── DATA TO USE

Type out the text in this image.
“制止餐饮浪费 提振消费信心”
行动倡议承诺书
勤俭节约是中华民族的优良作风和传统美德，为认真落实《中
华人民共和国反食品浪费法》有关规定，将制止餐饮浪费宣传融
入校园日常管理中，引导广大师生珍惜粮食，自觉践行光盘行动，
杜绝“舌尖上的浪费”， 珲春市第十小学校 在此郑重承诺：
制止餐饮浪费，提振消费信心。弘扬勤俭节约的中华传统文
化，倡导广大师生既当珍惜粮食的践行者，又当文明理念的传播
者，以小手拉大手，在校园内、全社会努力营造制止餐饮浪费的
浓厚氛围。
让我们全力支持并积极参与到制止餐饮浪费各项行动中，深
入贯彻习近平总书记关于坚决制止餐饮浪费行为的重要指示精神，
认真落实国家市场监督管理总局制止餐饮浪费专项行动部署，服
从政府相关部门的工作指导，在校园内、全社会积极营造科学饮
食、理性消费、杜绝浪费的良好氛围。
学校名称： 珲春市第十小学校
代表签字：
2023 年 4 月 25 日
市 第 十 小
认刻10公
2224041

────

### REQUIRED WORK
Nothing should be changed: write out all of the data as is.

### THE COMPLETED TASK
Type out the text in this image.
“制止餐饮浪费 提振消费信心”
行动倡议承诺书
勤俭节约是中华民族的优良作风和传统美德，为认真落实《中
华人民共和国反食品浪费法》有关规定，将制止餐饮浪费宣传融
入校园日常管理中，引导广大师生珍惜粮食，自觉践行光盘行动，
杜绝“舌尖上的浪费”， 珲春市第十小学校 在此郑重承诺：
制止餐饮浪费，提振消费信心。弘扬勤俭节约的中华传统文
化，倡导广大师生既当珍惜粮食的践行者，又当文明理念的传播
者，以小手拉大手，在校园内、全社会努力营造制止餐饮浪费的
浓厚氛围。
让我们全力支持并积极参与到制止餐饮浪费各项行动中，深
入贯彻习近平总书记关于坚决制止餐饮浪费行为的重要指示精神，
认真落实国家市场监督管理总局制止餐饮浪费专项行动部署，服
从政府相关部门的工作指导，在校园内、全社会积极营造科学饮
食、理性消费、杜绝浪费的良好氛围。
学校名称： 珲春市第十小学校
代表签字：
2023 年 4 月 25 日
市 第 十 小
认刻10公
2224041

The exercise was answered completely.